Exercise goal:
Check every line of the entries for "уникальных", and copy the lines that hold it.

Provided records:
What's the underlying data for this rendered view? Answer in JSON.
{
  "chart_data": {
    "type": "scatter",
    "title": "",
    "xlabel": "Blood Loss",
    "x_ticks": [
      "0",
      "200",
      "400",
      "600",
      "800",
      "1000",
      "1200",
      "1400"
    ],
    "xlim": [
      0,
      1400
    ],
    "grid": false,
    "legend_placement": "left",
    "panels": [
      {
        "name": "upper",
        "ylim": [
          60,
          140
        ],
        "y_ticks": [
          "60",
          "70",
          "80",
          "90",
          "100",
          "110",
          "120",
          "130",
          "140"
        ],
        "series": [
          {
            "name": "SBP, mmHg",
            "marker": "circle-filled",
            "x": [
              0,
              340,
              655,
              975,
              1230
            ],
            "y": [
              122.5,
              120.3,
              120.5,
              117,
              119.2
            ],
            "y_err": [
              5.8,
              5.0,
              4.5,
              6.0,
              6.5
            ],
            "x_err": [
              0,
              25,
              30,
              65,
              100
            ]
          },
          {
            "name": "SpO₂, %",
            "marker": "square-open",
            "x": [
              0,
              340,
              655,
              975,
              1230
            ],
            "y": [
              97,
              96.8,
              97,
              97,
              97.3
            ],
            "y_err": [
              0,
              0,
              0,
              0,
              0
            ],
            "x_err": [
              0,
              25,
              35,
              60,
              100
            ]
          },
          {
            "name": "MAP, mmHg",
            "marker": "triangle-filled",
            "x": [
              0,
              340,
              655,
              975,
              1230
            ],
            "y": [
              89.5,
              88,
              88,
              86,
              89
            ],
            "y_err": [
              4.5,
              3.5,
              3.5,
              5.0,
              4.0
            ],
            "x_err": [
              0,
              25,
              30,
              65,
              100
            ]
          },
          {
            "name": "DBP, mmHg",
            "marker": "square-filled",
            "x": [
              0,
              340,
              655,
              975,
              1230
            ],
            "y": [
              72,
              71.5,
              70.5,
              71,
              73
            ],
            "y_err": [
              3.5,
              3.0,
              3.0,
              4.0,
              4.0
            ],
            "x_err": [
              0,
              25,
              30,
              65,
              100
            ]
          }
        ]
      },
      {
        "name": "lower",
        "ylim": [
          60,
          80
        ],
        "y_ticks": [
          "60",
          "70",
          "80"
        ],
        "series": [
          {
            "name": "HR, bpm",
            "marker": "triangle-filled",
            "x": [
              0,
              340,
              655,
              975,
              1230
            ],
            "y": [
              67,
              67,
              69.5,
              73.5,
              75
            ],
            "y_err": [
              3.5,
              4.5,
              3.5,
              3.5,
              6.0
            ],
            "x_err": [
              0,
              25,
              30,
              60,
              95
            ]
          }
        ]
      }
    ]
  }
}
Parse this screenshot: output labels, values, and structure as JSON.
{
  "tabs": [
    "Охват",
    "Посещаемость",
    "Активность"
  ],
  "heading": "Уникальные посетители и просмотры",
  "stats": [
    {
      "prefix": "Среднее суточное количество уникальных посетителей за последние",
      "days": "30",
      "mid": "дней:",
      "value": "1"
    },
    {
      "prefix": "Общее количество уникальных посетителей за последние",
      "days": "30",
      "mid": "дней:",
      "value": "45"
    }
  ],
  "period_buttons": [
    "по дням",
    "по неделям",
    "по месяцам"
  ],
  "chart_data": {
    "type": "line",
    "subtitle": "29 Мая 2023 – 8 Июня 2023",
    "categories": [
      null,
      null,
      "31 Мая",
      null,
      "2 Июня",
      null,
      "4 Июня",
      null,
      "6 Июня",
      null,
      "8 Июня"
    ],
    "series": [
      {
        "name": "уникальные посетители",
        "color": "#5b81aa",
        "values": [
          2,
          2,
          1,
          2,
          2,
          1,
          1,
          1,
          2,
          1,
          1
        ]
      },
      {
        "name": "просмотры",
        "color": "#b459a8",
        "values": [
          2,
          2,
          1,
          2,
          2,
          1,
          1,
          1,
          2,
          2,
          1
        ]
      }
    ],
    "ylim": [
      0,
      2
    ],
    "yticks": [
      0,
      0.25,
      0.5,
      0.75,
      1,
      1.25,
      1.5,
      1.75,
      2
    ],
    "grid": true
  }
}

Answer in full:
      "prefix": "Среднее суточное количество уникальных посетителей за последние",
      "prefix": "Общее количество уникальных посетителей за последние",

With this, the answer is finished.